▶ DIRECTIONS
Give back the full material, exactly as it reads.

▶ RECORDS
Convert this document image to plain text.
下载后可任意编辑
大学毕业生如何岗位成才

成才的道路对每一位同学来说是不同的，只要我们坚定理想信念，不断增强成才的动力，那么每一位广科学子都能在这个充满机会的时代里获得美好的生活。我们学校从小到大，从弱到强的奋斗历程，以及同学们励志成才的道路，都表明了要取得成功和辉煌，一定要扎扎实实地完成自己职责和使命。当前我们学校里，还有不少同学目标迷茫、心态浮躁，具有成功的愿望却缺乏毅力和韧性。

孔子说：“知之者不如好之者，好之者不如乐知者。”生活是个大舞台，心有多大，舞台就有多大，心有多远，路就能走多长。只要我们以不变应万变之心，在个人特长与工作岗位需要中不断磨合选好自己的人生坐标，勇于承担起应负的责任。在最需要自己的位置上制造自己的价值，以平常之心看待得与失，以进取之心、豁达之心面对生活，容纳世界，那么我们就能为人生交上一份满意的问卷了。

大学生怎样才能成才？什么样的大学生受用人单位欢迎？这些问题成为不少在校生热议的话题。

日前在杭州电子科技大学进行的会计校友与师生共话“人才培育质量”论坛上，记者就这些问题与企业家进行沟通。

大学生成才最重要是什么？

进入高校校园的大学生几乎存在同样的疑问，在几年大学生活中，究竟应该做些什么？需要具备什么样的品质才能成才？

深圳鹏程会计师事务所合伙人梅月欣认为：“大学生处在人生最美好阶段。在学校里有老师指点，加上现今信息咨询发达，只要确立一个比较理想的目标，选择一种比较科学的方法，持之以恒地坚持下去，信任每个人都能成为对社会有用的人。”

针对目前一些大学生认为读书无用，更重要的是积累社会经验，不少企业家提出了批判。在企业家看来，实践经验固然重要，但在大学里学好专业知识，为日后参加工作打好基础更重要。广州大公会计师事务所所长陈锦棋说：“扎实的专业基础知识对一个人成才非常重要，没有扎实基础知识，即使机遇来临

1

▶ EXERCISE RESULT
Convert this document image to plain text.
下载后可任意编辑
大学毕业生如何岗位成才

成才的道路对每一位同学来说是不同的，只要我们坚定理想信念，不断增强成才的动力，那么每一位广科学子都能在这个充满机会的时代里获得美好的生活。我们学校从小到大，从弱到强的奋斗历程，以及同学们励志成才的道路，都表明了要取得成功和辉煌，一定要扎扎实实地完成自己职责和使命。当前我们学校里，还有不少同学目标迷茫、心态浮躁，具有成功的愿望却缺乏毅力和韧性。

孔子说：“知之者不如好之者，好之者不如乐知者。”生活是个大舞台，心有多大，舞台就有多大，心有多远，路就能走多长。只要我们以不变应万变之心，在个人特长与工作岗位需要中不断磨合选好自己的人生坐标，勇于承担起应负的责任。在最需要自己的位置上制造自己的价值，以平常之心看待得与失，以进取之心、豁达之心面对生活，容纳世界，那么我们就能为人生交上一份满意的问卷了。

大学生怎样才能成才？什么样的大学生受用人单位欢迎？这些问题成为不少在校生热议的话题。

日前在杭州电子科技大学进行的会计校友与师生共话“人才培育质量”论坛上，记者就这些问题与企业家进行沟通。

大学生成才最重要是什么？

进入高校校园的大学生几乎存在同样的疑问，在几年大学生活中，究竟应该做些什么？需要具备什么样的品质才能成才？

深圳鹏程会计师事务所合伙人梅月欣认为：“大学生处在人生最美好阶段。在学校里有老师指点，加上现今信息咨询发达，只要确立一个比较理想的目标，选择一种比较科学的方法，持之以恒地坚持下去，信任每个人都能成为对社会有用的人。”

针对目前一些大学生认为读书无用，更重要的是积累社会经验，不少企业家提出了批判。在企业家看来，实践经验固然重要，但在大学里学好专业知识，为日后参加工作打好基础更重要。广州大公会计师事务所所长陈锦棋说：“扎实的专业基础知识对一个人成才非常重要，没有扎实基础知识，即使机遇来临

1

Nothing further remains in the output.